* Work to do *
Write out the listing below without alteration, omitting its pictures.

* Records supplied *
++++++++++

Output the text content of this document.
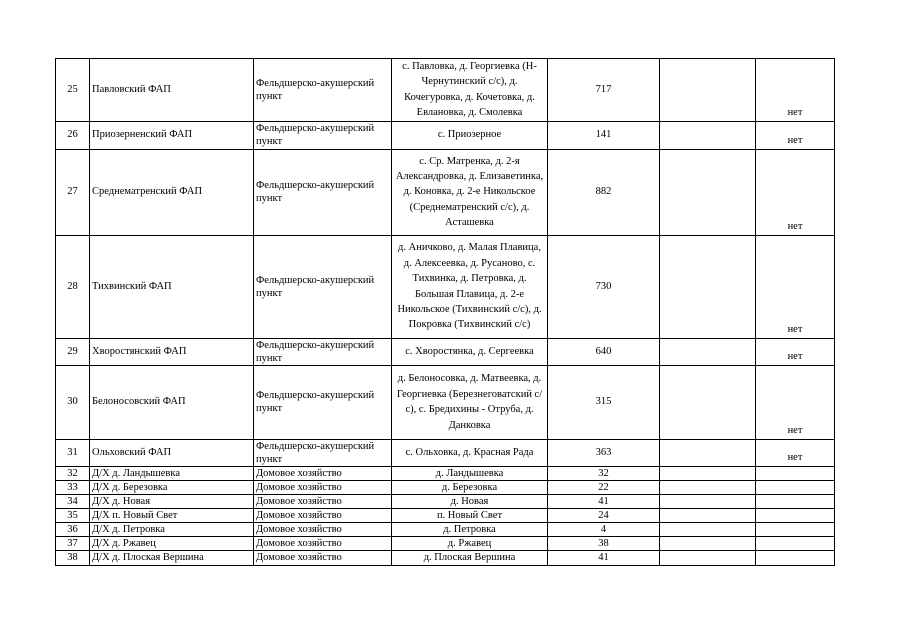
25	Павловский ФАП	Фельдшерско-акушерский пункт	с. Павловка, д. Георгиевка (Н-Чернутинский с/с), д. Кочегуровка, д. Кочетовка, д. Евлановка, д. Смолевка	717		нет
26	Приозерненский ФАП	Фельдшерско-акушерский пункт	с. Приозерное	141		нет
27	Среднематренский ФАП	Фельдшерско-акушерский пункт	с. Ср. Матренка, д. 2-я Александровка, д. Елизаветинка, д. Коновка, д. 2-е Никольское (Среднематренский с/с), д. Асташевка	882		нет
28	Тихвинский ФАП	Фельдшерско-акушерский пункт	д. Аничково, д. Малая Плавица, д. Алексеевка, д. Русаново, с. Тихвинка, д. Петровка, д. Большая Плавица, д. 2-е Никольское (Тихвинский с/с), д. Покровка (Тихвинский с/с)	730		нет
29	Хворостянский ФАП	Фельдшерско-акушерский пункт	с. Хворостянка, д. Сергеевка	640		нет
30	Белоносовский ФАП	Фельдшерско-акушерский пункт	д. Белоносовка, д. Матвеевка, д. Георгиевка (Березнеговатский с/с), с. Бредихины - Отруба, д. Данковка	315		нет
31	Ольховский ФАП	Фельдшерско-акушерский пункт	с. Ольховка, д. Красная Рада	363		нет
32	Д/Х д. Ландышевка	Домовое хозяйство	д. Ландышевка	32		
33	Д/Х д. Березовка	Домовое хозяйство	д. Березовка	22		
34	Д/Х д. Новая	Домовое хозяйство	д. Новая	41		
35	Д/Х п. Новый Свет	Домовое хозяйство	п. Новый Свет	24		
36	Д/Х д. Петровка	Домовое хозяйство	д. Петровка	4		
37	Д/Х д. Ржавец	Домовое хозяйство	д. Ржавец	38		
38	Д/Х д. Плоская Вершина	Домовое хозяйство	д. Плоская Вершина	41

++++++++++

* Written response *
Output the text content of this document.
25	Павловский ФАП	Фельдшерско-акушерский пункт	с. Павловка, д. Георгиевка (Н-Чернутинский с/с), д. Кочегуровка, д. Кочетовка, д. Евлановка, д. Смолевка	717		нет
26	Приозерненский ФАП	Фельдшерско-акушерский пункт	с. Приозерное	141		нет
27	Среднематренский ФАП	Фельдшерско-акушерский пункт	с. Ср. Матренка, д. 2-я Александровка, д. Елизаветинка, д. Коновка, д. 2-е Никольское (Среднематренский с/с), д. Асташевка	882		нет
28	Тихвинский ФАП	Фельдшерско-акушерский пункт	д. Аничково, д. Малая Плавица, д. Алексеевка, д. Русаново, с. Тихвинка, д. Петровка, д. Большая Плавица, д. 2-е Никольское (Тихвинский с/с), д. Покровка (Тихвинский с/с)	730		нет
29	Хворостянский ФАП	Фельдшерско-акушерский пункт	с. Хворостянка, д. Сергеевка	640		нет
30	Белоносовский ФАП	Фельдшерско-акушерский пункт	д. Белоносовка, д. Матвеевка, д. Георгиевка (Березнеговатский с/с), с. Бредихины - Отруба, д. Данковка	315		нет
31	Ольховский ФАП	Фельдшерско-акушерский пункт	с. Ольховка, д. Красная Рада	363		нет
32	Д/Х д. Ландышевка	Домовое хозяйство	д. Ландышевка	32		
33	Д/Х д. Березовка	Домовое хозяйство	д. Березовка	22		
34	Д/Х д. Новая	Домовое хозяйство	д. Новая	41		
35	Д/Х п. Новый Свет	Домовое хозяйство	п. Новый Свет	24		
36	Д/Х д. Петровка	Домовое хозяйство	д. Петровка	4		
37	Д/Х д. Ржавец	Домовое хозяйство	д. Ржавец	38		
38	Д/Х д. Плоская Вершина	Домовое хозяйство	д. Плоская Вершина	41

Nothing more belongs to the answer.